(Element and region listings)
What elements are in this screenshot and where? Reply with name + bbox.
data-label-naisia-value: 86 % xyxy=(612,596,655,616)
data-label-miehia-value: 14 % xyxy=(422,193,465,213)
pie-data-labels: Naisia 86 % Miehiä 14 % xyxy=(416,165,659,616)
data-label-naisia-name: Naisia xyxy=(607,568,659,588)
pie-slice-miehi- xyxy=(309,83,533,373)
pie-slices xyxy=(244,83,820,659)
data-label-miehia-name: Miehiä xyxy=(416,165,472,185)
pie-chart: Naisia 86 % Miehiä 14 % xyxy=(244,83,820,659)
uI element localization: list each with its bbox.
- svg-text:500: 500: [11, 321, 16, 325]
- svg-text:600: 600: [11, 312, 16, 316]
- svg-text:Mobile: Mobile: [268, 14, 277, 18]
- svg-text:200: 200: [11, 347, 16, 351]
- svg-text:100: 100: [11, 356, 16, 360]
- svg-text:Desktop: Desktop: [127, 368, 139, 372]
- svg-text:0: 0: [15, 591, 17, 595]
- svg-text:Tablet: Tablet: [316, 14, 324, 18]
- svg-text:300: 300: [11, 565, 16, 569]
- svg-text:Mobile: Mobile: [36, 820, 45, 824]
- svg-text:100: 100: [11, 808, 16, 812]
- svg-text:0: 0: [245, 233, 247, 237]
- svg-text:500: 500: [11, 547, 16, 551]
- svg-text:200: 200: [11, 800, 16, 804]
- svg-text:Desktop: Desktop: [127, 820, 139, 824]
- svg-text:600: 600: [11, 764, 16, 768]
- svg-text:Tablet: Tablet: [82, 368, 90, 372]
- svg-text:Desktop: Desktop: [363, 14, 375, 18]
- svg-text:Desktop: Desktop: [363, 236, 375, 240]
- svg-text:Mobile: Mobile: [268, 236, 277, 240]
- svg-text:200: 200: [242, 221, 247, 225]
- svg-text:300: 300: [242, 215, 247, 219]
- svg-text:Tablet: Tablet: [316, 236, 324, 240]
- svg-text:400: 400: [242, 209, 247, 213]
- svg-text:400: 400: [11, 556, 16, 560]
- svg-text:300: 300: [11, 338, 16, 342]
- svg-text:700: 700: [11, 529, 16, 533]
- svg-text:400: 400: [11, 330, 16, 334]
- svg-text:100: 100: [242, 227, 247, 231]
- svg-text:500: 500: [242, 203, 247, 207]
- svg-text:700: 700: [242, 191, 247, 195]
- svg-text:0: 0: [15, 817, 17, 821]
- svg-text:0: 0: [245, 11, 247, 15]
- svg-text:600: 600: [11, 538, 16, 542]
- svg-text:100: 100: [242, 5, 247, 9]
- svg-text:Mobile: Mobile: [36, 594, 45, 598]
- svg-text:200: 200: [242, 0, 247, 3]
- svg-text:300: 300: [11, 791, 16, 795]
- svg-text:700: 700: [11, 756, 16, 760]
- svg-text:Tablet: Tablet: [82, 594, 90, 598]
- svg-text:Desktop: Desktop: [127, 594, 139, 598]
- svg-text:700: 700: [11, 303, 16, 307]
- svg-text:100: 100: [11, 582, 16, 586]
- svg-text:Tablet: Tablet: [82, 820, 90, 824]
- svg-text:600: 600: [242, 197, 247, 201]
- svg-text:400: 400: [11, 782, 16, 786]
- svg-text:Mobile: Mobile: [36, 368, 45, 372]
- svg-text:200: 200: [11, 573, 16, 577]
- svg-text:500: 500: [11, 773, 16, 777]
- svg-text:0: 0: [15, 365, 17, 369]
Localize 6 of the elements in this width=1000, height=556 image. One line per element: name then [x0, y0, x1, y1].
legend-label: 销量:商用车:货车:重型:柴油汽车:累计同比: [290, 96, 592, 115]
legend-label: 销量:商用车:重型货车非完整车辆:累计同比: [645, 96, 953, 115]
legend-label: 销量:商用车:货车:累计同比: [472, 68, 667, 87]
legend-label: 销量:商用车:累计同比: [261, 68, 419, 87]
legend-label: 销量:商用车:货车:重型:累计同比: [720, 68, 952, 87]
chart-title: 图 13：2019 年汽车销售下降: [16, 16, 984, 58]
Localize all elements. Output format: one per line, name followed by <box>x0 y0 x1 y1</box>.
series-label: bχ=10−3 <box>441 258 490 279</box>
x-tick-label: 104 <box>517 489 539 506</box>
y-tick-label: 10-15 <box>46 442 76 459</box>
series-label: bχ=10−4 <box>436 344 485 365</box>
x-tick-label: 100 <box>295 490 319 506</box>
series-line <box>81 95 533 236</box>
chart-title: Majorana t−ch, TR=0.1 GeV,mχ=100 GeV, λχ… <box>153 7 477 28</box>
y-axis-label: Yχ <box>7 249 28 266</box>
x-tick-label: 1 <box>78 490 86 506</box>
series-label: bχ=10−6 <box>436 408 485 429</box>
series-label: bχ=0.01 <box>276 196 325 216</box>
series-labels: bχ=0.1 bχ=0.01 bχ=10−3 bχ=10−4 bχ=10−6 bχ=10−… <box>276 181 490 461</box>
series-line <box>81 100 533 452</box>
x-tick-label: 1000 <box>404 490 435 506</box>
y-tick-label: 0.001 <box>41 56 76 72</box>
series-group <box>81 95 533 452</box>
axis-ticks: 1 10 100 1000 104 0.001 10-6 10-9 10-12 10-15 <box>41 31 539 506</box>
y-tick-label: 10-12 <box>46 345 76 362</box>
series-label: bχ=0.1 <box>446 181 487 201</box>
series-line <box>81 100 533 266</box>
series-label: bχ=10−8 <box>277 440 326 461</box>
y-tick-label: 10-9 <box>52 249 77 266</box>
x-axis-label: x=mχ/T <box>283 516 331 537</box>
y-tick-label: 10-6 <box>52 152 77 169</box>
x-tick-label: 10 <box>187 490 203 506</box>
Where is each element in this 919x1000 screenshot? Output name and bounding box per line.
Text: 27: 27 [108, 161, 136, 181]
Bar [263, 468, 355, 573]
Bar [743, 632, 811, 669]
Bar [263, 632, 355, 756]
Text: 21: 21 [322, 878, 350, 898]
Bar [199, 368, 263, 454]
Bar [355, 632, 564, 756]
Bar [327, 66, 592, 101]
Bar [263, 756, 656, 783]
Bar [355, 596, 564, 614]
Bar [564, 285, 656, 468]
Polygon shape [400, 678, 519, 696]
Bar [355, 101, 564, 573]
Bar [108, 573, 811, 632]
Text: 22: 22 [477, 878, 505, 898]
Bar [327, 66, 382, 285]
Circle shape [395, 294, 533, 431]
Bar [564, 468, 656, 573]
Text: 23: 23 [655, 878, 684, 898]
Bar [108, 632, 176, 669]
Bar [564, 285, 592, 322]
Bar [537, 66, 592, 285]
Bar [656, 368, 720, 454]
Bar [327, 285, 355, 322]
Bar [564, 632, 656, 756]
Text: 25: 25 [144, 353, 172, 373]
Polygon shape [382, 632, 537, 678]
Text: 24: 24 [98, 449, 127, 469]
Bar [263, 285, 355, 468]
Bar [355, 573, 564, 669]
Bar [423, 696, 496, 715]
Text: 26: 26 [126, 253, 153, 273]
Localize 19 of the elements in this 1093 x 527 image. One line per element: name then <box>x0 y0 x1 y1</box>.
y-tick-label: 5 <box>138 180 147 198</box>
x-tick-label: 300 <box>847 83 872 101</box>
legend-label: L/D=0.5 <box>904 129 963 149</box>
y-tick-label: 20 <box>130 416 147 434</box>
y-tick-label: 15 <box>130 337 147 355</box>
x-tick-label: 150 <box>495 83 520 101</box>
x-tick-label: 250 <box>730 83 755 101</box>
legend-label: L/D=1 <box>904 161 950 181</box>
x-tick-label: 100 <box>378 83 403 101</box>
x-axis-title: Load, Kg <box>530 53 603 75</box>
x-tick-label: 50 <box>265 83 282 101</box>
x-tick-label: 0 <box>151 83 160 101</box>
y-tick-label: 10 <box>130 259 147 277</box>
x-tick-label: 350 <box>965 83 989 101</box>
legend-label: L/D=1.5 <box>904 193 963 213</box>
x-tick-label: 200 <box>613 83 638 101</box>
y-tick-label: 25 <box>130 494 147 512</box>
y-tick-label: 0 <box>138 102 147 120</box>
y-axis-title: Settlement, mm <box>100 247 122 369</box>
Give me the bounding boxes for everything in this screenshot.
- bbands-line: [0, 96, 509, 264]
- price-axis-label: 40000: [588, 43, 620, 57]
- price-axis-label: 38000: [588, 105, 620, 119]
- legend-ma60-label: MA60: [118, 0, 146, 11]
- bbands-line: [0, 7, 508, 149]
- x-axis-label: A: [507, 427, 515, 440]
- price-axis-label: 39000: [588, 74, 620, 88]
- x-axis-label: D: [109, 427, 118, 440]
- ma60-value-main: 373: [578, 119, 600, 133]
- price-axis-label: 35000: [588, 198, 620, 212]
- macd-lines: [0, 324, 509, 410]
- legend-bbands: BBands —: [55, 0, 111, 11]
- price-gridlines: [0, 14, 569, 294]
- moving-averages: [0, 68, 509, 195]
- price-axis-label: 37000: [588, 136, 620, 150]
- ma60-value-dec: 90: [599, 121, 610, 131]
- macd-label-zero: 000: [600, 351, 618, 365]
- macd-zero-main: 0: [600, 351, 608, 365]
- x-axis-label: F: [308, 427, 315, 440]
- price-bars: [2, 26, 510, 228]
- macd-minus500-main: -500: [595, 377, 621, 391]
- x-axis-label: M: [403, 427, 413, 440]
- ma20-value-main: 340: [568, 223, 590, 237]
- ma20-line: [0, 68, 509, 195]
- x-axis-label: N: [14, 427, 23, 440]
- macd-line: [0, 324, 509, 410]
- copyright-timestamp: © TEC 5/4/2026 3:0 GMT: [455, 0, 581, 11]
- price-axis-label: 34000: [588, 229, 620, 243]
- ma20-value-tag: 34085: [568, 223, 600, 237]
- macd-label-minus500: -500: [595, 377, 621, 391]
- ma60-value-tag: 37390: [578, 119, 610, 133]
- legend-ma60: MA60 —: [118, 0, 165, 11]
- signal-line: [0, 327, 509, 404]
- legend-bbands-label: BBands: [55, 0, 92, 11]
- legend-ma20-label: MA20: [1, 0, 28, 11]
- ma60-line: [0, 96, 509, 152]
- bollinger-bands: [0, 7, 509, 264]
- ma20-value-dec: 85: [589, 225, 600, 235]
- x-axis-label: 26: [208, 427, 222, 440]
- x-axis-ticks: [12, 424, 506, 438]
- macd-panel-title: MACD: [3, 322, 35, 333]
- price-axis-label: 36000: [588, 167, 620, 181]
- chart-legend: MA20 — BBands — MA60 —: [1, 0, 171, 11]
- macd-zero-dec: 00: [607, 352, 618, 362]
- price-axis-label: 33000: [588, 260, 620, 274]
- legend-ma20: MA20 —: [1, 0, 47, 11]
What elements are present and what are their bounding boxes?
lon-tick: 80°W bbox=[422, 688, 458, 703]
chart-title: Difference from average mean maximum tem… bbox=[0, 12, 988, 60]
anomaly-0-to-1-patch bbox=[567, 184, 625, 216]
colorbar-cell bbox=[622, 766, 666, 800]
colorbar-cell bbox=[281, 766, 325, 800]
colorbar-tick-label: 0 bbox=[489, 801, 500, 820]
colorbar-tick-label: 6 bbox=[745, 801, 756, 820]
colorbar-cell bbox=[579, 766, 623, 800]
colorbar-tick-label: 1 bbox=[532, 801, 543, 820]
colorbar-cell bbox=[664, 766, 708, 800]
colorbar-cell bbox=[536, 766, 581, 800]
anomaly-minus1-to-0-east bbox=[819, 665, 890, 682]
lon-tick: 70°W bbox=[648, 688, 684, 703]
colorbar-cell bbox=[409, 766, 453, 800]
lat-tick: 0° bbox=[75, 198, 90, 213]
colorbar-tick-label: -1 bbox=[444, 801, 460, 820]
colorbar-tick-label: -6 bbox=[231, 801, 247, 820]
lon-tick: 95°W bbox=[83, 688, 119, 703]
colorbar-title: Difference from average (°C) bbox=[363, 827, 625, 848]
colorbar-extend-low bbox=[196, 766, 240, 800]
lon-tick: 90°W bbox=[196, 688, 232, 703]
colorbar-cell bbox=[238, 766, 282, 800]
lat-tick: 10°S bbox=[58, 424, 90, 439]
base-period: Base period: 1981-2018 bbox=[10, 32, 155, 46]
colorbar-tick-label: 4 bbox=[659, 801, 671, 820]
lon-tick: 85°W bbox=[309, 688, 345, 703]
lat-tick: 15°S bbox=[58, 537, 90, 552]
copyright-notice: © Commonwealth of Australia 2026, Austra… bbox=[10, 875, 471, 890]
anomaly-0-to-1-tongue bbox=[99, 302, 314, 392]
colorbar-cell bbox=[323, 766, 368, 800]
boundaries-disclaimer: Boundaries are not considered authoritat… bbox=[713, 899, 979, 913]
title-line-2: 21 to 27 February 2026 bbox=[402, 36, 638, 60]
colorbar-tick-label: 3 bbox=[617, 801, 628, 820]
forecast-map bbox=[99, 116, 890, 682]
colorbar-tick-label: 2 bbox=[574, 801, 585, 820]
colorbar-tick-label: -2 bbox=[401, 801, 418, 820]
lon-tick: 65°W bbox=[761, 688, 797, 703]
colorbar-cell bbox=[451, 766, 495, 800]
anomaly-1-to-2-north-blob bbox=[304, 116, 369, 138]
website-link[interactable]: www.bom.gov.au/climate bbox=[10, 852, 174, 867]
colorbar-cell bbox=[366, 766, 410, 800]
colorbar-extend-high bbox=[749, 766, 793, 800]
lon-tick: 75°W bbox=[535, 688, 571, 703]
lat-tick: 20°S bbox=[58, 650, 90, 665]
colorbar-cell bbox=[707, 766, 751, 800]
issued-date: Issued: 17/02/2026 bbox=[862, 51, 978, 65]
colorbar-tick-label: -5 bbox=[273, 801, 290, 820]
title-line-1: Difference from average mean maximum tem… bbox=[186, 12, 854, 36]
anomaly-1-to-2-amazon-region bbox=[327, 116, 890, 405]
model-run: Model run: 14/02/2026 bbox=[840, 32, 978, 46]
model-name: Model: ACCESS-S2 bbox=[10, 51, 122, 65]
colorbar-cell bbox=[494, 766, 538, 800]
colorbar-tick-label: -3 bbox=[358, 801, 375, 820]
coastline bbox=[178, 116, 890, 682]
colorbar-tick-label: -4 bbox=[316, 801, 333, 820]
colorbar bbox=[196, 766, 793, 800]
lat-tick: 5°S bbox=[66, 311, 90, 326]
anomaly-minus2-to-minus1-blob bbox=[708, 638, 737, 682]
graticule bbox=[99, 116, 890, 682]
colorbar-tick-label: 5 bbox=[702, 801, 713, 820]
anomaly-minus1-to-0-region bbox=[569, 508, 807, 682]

Requirement:
Starting at the beginning of the data and going on through the line with "- svg-text:Desktop: Desktop: [363, 236, 375, 240]", give those lines again, updated so that "Mobile" becomes "Phone" and nothing else changes.

Answer to the exercise:
What elements are in this screenshot and where? Reply with name + bbox.
data-label-naisia-value: 86 % xyxy=(612,596,655,616)
data-label-miehia-value: 14 % xyxy=(422,193,465,213)
pie-data-labels: Naisia 86 % Miehiä 14 % xyxy=(416,165,659,616)
data-label-naisia-name: Naisia xyxy=(607,568,659,588)
pie-slice-miehi- xyxy=(309,83,533,373)
pie-slices xyxy=(244,83,820,659)
data-label-miehia-name: Miehiä xyxy=(416,165,472,185)
pie-chart: Naisia 86 % Miehiä 14 % xyxy=(244,83,820,659)
uI element localization: list each with its bbox.
- svg-text:500: 500: [11, 321, 16, 325]
- svg-text:600: 600: [11, 312, 16, 316]
- svg-text:Phone: Phone: [268, 14, 277, 18]
- svg-text:200: 200: [11, 347, 16, 351]
- svg-text:100: 100: [11, 356, 16, 360]
- svg-text:Desktop: Desktop: [127, 368, 139, 372]
- svg-text:0: 0: [15, 591, 17, 595]
- svg-text:Tablet: Tablet: [316, 14, 324, 18]
- svg-text:300: 300: [11, 565, 16, 569]
- svg-text:Phone: Phone: [36, 820, 45, 824]
- svg-text:100: 100: [11, 808, 16, 812]
- svg-text:0: 0: [245, 233, 247, 237]
- svg-text:500: 500: [11, 547, 16, 551]
- svg-text:200: 200: [11, 800, 16, 804]
- svg-text:Desktop: Desktop: [127, 820, 139, 824]
- svg-text:600: 600: [11, 764, 16, 768]
- svg-text:Tablet: Tablet: [82, 368, 90, 372]
- svg-text:Desktop: Desktop: [363, 14, 375, 18]
- svg-text:Desktop: Desktop: [363, 236, 375, 240]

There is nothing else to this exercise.